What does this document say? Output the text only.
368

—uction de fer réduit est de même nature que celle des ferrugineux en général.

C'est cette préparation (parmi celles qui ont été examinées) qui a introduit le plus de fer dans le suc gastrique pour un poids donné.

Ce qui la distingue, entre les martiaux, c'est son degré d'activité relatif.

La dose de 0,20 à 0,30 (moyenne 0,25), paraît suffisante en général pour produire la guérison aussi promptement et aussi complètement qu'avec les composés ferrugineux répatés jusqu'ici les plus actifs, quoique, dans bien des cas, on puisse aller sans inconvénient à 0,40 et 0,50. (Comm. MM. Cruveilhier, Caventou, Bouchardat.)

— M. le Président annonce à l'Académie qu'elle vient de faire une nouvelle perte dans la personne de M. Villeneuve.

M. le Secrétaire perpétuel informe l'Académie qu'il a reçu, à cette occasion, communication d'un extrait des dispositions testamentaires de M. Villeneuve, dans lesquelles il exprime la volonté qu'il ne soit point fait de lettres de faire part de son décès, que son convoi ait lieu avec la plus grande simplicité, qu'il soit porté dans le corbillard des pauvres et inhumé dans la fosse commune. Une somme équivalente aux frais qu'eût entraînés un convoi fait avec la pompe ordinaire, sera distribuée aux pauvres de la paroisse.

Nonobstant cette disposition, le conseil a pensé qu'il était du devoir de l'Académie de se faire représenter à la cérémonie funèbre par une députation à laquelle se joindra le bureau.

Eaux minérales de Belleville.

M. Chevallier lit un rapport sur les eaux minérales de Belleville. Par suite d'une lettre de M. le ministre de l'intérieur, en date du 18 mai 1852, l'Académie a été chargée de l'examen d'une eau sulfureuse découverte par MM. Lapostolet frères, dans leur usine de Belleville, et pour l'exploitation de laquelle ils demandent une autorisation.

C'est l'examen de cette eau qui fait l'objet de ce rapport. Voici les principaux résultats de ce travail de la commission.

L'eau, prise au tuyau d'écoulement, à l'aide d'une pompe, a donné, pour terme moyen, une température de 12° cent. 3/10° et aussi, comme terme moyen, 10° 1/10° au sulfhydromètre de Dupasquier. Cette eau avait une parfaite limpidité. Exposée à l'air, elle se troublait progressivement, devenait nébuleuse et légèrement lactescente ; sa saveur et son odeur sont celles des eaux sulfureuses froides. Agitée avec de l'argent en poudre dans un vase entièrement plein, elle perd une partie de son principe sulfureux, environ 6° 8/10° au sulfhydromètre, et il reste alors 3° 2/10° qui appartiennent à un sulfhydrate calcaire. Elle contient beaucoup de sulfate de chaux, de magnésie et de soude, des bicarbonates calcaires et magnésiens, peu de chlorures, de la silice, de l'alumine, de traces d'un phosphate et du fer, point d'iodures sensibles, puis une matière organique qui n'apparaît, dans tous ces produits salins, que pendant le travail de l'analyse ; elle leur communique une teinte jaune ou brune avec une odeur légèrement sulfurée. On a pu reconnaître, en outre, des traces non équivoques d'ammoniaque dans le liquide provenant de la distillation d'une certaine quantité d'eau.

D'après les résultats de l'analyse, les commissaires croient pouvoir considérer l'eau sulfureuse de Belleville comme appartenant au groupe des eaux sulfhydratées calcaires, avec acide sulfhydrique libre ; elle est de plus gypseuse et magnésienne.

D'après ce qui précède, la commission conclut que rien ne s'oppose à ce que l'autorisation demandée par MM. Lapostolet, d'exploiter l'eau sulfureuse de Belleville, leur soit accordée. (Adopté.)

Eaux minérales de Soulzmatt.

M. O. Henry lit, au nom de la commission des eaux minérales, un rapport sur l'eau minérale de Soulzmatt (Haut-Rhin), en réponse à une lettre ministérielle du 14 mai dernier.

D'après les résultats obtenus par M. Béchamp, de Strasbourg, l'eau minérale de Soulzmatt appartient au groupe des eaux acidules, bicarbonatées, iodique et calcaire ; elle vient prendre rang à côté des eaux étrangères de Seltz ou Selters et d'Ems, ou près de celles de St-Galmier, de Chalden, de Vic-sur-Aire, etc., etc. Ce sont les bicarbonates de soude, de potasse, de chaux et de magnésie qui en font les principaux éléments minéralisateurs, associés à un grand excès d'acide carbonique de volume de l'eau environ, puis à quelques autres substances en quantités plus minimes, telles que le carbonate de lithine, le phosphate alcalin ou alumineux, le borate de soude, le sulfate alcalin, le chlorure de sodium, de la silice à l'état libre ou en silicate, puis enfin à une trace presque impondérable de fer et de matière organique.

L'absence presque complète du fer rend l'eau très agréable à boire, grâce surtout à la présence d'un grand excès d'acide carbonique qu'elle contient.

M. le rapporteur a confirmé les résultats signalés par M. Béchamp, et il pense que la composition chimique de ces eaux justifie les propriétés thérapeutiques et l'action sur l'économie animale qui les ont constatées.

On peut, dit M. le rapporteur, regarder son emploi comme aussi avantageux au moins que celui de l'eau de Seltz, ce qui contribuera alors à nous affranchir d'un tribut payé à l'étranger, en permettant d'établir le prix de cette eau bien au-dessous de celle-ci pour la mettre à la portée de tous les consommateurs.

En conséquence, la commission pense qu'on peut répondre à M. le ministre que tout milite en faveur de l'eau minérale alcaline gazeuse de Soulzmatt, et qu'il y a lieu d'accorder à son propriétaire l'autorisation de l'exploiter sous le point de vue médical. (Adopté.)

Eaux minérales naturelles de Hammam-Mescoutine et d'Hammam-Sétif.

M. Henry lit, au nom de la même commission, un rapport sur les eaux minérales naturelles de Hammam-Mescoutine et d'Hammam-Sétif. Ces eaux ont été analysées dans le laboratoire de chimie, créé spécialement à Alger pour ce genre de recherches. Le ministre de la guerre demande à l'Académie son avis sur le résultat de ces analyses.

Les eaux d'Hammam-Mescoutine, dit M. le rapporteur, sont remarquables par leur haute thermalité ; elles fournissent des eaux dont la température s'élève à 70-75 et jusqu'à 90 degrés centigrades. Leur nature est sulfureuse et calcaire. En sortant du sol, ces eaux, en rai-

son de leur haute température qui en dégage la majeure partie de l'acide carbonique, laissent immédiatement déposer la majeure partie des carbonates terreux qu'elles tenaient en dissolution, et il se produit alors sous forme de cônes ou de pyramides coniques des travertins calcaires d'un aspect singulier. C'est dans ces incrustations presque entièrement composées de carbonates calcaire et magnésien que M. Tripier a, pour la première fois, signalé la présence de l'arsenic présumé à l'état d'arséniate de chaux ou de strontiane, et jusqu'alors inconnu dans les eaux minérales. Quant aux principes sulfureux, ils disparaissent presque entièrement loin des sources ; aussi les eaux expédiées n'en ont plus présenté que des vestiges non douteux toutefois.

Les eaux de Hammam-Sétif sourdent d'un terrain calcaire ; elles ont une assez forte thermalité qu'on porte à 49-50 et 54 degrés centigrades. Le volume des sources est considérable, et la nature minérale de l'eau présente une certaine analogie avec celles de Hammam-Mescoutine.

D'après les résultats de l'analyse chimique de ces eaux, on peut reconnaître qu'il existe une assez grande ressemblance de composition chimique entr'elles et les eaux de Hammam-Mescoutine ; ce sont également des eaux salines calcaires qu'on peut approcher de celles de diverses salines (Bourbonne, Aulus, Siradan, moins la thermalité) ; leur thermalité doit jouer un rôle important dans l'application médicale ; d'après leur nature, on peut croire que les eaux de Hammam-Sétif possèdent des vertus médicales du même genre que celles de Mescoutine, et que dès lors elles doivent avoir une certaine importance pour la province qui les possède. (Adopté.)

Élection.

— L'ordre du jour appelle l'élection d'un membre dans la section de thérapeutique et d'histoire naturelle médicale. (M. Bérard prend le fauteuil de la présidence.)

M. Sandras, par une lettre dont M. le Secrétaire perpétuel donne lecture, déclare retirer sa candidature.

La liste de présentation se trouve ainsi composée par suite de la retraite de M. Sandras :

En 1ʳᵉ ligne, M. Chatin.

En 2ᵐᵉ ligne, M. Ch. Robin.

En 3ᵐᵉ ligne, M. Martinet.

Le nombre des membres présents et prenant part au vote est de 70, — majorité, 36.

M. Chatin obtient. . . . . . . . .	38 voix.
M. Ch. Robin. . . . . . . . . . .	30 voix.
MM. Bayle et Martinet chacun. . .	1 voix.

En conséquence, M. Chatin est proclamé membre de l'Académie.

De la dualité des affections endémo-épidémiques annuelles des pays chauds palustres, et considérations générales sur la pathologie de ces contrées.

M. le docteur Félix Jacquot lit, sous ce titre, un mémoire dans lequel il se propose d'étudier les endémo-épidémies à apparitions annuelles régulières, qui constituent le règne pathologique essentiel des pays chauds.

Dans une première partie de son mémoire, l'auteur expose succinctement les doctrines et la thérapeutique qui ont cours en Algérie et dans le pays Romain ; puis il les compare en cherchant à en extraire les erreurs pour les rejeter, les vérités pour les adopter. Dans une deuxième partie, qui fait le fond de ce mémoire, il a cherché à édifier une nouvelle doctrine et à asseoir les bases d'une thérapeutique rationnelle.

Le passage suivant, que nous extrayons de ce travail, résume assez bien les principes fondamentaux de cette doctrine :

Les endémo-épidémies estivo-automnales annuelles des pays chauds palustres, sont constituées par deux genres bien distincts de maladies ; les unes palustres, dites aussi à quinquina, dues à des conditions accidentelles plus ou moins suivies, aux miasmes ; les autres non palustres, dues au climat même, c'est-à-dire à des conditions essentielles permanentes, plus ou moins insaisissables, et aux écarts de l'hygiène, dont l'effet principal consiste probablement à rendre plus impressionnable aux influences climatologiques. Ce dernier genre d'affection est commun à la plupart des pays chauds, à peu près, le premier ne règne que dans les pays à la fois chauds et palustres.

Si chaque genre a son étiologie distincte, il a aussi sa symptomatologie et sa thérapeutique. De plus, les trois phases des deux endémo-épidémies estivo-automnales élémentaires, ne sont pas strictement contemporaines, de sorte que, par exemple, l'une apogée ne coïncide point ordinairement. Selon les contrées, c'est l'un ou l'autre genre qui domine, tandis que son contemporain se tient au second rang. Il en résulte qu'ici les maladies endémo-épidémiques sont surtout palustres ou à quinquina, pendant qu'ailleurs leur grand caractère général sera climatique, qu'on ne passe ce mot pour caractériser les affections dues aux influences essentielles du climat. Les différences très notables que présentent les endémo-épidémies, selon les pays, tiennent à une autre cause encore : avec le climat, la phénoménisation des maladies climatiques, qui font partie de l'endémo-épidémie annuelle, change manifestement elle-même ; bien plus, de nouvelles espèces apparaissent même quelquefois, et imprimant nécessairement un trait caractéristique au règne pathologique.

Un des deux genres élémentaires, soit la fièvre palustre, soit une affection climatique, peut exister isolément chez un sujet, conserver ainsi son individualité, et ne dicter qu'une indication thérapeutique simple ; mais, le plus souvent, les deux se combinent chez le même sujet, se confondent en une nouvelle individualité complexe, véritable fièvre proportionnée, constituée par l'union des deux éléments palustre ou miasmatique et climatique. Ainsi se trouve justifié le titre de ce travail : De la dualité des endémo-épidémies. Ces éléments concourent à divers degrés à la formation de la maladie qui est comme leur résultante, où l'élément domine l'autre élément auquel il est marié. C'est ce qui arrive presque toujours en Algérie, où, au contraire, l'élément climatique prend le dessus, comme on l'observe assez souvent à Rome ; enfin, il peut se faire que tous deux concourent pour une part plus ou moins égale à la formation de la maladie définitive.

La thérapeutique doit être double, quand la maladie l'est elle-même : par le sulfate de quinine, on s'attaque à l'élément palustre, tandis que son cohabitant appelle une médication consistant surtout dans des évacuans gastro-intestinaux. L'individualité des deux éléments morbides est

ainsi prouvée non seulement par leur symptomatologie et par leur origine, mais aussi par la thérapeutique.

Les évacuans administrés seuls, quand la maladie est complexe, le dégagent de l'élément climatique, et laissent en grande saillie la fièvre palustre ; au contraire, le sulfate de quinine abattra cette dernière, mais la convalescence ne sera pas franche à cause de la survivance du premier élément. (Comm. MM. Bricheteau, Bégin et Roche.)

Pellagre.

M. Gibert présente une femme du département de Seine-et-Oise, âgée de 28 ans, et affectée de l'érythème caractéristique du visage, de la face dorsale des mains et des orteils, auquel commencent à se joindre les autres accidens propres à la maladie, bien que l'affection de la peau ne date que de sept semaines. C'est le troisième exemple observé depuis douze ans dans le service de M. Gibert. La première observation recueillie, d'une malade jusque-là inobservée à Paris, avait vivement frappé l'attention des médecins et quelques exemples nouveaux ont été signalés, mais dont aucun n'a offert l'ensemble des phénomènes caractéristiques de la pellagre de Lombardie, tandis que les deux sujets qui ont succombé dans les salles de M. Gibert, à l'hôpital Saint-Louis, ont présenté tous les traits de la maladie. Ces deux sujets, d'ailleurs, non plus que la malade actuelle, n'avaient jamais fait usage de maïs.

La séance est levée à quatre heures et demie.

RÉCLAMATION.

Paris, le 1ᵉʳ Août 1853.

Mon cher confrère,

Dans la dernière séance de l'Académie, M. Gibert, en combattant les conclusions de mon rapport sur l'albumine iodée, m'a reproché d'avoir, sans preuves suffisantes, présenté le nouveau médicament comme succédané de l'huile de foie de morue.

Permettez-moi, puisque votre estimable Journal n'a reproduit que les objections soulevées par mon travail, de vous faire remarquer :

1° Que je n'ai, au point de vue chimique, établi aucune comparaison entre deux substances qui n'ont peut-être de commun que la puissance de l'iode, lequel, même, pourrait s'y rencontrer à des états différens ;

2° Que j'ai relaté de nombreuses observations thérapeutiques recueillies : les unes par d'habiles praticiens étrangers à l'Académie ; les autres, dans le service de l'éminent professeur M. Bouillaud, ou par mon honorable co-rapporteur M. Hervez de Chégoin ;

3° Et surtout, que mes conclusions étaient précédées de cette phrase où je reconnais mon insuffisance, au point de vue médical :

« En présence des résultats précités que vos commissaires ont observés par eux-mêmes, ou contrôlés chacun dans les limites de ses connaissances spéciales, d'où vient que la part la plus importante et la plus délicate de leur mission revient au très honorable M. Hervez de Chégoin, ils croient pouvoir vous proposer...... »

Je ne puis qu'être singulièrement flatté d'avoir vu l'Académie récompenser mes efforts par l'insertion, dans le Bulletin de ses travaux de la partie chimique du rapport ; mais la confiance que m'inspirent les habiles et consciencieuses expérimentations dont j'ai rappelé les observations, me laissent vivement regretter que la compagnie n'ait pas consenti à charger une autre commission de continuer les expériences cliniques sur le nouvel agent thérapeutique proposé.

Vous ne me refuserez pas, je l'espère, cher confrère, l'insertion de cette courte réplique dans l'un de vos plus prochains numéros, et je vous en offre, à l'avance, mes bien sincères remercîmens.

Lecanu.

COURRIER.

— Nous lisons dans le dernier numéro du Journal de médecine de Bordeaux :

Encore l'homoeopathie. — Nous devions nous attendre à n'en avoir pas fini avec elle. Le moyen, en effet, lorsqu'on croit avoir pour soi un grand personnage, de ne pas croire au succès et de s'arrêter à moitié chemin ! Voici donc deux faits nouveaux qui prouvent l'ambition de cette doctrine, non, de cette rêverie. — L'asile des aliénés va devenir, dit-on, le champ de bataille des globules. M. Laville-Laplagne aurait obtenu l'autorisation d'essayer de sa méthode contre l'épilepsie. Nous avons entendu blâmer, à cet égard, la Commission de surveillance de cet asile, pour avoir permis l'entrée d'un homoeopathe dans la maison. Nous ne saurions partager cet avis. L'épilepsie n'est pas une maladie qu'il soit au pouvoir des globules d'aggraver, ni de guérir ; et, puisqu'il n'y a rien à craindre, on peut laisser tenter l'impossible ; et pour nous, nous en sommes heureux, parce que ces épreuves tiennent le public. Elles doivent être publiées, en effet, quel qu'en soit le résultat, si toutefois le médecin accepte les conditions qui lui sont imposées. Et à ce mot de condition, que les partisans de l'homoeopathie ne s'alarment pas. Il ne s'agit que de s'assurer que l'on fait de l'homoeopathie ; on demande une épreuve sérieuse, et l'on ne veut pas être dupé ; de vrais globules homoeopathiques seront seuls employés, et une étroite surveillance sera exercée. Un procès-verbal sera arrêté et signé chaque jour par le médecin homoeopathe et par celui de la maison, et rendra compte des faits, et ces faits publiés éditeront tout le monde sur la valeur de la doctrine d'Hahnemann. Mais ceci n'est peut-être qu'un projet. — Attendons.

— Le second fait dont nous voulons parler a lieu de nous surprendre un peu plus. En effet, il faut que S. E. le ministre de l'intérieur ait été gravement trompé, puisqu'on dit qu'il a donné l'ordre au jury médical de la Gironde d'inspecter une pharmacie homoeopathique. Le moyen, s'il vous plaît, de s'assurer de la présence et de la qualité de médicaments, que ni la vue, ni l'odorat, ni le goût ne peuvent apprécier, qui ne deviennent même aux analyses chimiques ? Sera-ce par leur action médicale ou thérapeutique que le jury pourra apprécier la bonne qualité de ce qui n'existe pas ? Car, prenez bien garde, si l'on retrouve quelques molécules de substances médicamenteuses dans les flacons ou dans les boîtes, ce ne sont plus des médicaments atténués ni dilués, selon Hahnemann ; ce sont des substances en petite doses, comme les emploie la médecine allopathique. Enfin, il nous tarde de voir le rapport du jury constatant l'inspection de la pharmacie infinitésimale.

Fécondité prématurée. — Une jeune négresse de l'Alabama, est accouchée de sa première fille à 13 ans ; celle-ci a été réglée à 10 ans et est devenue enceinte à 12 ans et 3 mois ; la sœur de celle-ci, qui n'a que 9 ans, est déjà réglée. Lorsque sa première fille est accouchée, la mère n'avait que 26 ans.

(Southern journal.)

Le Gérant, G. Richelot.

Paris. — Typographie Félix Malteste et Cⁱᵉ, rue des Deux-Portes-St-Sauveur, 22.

> **BRIEF**: Provide only the count of lines in the data above that include the string "Hervez".

> **OUTPUT BELOW**: 2